Extracted data entries:
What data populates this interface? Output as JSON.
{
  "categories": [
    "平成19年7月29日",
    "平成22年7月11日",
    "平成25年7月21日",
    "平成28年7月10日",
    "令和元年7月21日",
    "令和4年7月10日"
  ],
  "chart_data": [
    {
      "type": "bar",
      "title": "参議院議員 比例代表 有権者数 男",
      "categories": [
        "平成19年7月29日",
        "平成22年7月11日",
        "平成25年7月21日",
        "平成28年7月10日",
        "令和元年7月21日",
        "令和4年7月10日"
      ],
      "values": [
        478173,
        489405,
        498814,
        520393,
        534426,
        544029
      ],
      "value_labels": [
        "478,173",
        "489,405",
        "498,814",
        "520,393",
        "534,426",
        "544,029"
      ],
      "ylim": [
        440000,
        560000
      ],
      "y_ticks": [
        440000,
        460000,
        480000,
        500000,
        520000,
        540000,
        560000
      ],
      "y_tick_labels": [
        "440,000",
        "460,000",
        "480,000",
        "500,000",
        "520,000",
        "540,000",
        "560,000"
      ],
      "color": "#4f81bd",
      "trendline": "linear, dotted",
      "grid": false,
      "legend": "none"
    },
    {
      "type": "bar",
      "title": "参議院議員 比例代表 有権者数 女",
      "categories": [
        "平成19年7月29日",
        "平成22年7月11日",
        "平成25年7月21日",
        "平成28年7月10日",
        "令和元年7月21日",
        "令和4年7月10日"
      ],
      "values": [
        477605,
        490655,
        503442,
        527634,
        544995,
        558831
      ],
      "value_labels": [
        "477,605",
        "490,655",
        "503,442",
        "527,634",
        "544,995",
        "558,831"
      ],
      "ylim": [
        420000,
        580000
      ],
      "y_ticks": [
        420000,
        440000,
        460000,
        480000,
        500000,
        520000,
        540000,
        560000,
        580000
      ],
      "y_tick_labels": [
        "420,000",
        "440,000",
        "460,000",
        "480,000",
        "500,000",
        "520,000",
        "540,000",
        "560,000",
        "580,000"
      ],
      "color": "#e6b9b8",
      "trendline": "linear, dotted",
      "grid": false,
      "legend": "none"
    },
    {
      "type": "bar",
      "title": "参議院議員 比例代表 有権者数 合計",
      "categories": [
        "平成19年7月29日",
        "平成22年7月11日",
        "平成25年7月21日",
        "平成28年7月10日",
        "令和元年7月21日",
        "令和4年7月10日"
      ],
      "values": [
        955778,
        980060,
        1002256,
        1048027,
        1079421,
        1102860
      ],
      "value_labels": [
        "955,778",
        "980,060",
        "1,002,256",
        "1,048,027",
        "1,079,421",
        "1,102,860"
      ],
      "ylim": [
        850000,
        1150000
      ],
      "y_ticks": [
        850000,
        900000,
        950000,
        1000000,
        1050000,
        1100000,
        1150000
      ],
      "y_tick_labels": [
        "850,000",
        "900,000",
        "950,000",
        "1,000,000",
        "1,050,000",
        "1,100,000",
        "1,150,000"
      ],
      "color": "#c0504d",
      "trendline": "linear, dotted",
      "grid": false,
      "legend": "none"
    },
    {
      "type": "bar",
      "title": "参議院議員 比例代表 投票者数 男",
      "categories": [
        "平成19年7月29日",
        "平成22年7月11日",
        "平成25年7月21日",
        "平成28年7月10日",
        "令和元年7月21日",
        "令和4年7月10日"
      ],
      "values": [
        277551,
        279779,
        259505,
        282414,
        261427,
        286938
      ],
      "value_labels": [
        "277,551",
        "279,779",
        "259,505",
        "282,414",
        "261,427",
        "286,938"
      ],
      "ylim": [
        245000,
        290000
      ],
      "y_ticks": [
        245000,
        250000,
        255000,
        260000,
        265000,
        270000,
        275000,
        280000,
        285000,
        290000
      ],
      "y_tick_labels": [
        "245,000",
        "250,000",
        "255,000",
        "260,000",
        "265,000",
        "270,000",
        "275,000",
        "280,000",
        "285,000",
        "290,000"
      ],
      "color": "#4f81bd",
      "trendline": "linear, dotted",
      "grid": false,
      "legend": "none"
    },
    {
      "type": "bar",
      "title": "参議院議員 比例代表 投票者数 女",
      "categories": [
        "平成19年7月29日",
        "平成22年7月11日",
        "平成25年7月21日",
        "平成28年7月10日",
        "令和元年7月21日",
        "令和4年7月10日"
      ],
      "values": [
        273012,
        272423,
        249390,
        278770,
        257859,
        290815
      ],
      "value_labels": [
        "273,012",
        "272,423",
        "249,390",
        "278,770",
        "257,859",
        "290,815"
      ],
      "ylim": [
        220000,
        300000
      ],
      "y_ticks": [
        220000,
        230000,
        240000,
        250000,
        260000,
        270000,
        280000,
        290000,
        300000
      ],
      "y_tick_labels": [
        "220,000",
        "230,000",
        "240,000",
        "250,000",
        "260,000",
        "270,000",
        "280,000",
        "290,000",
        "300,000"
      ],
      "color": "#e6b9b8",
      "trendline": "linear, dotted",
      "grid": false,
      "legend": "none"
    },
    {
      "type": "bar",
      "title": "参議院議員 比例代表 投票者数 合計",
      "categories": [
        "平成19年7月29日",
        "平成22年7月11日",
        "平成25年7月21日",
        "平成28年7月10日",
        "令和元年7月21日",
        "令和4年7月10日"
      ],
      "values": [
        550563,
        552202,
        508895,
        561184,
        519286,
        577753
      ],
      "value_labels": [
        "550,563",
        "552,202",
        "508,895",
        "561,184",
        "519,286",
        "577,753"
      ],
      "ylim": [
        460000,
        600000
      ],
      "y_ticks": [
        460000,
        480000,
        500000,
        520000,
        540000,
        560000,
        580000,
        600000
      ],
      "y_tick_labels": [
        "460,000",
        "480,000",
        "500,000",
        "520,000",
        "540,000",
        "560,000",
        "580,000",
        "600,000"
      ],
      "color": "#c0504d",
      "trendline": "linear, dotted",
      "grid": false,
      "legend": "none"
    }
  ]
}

▶ Task objective
Output all of the material, please, exactly as it stands.

▶ Answer to the exercise
What data populates this interface? Output as JSON.
{
  "categories": [
    "平成19年7月29日",
    "平成22年7月11日",
    "平成25年7月21日",
    "平成28年7月10日",
    "令和元年7月21日",
    "令和4年7月10日"
  ],
  "chart_data": [
    {
      "type": "bar",
      "title": "参議院議員 比例代表 有権者数 男",
      "categories": [
        "平成19年7月29日",
        "平成22年7月11日",
        "平成25年7月21日",
        "平成28年7月10日",
        "令和元年7月21日",
        "令和4年7月10日"
      ],
      "values": [
        478173,
        489405,
        498814,
        520393,
        534426,
        544029
      ],
      "value_labels": [
        "478,173",
        "489,405",
        "498,814",
        "520,393",
        "534,426",
        "544,029"
      ],
      "ylim": [
        440000,
        560000
      ],
      "y_ticks": [
        440000,
        460000,
        480000,
        500000,
        520000,
        540000,
        560000
      ],
      "y_tick_labels": [
        "440,000",
        "460,000",
        "480,000",
        "500,000",
        "520,000",
        "540,000",
        "560,000"
      ],
      "color": "#4f81bd",
      "trendline": "linear, dotted",
      "grid": false,
      "legend": "none"
    },
    {
      "type": "bar",
      "title": "参議院議員 比例代表 有権者数 女",
      "categories": [
        "平成19年7月29日",
        "平成22年7月11日",
        "平成25年7月21日",
        "平成28年7月10日",
        "令和元年7月21日",
        "令和4年7月10日"
      ],
      "values": [
        477605,
        490655,
        503442,
        527634,
        544995,
        558831
      ],
      "value_labels": [
        "477,605",
        "490,655",
        "503,442",
        "527,634",
        "544,995",
        "558,831"
      ],
      "ylim": [
        420000,
        580000
      ],
      "y_ticks": [
        420000,
        440000,
        460000,
        480000,
        500000,
        520000,
        540000,
        560000,
        580000
      ],
      "y_tick_labels": [
        "420,000",
        "440,000",
        "460,000",
        "480,000",
        "500,000",
        "520,000",
        "540,000",
        "560,000",
        "580,000"
      ],
      "color": "#e6b9b8",
      "trendline": "linear, dotted",
      "grid": false,
      "legend": "none"
    },
    {
      "type": "bar",
      "title": "参議院議員 比例代表 有権者数 合計",
      "categories": [
        "平成19年7月29日",
        "平成22年7月11日",
        "平成25年7月21日",
        "平成28年7月10日",
        "令和元年7月21日",
        "令和4年7月10日"
      ],
      "values": [
        955778,
        980060,
        1002256,
        1048027,
        1079421,
        1102860
      ],
      "value_labels": [
        "955,778",
        "980,060",
        "1,002,256",
        "1,048,027",
        "1,079,421",
        "1,102,860"
      ],
      "ylim": [
        850000,
        1150000
      ],
      "y_ticks": [
        850000,
        900000,
        950000,
        1000000,
        1050000,
        1100000,
        1150000
      ],
      "y_tick_labels": [
        "850,000",
        "900,000",
        "950,000",
        "1,000,000",
        "1,050,000",
        "1,100,000",
        "1,150,000"
      ],
      "color": "#c0504d",
      "trendline": "linear, dotted",
      "grid": false,
      "legend": "none"
    },
    {
      "type": "bar",
      "title": "参議院議員 比例代表 投票者数 男",
      "categories": [
        "平成19年7月29日",
        "平成22年7月11日",
        "平成25年7月21日",
        "平成28年7月10日",
        "令和元年7月21日",
        "令和4年7月10日"
      ],
      "values": [
        277551,
        279779,
        259505,
        282414,
        261427,
        286938
      ],
      "value_labels": [
        "277,551",
        "279,779",
        "259,505",
        "282,414",
        "261,427",
        "286,938"
      ],
      "ylim": [
        245000,
        290000
      ],
      "y_ticks": [
        245000,
        250000,
        255000,
        260000,
        265000,
        270000,
        275000,
        280000,
        285000,
        290000
      ],
      "y_tick_labels": [
        "245,000",
        "250,000",
        "255,000",
        "260,000",
        "265,000",
        "270,000",
        "275,000",
        "280,000",
        "285,000",
        "290,000"
      ],
      "color": "#4f81bd",
      "trendline": "linear, dotted",
      "grid": false,
      "legend": "none"
    },
    {
      "type": "bar",
      "title": "参議院議員 比例代表 投票者数 女",
      "categories": [
        "平成19年7月29日",
        "平成22年7月11日",
        "平成25年7月21日",
        "平成28年7月10日",
        "令和元年7月21日",
        "令和4年7月10日"
      ],
      "values": [
        273012,
        272423,
        249390,
        278770,
        257859,
        290815
      ],
      "value_labels": [
        "273,012",
        "272,423",
        "249,390",
        "278,770",
        "257,859",
        "290,815"
      ],
      "ylim": [
        220000,
        300000
      ],
      "y_ticks": [
        220000,
        230000,
        240000,
        250000,
        260000,
        270000,
        280000,
        290000,
        300000
      ],
      "y_tick_labels": [
        "220,000",
        "230,000",
        "240,000",
        "250,000",
        "260,000",
        "270,000",
        "280,000",
        "290,000",
        "300,000"
      ],
      "color": "#e6b9b8",
      "trendline": "linear, dotted",
      "grid": false,
      "legend": "none"
    },
    {
      "type": "bar",
      "title": "参議院議員 比例代表 投票者数 合計",
      "categories": [
        "平成19年7月29日",
        "平成22年7月11日",
        "平成25年7月21日",
        "平成28年7月10日",
        "令和元年7月21日",
        "令和4年7月10日"
      ],
      "values": [
        550563,
        552202,
        508895,
        561184,
        519286,
        577753
      ],
      "value_labels": [
        "550,563",
        "552,202",
        "508,895",
        "561,184",
        "519,286",
        "577,753"
      ],
      "ylim": [
        460000,
        600000
      ],
      "y_ticks": [
        460000,
        480000,
        500000,
        520000,
        540000,
        560000,
        580000,
        600000
      ],
      "y_tick_labels": [
        "460,000",
        "480,000",
        "500,000",
        "520,000",
        "540,000",
        "560,000",
        "580,000",
        "600,000"
      ],
      "color": "#c0504d",
      "trendline": "linear, dotted",
      "grid": false,
      "legend": "none"
    }
  ]
}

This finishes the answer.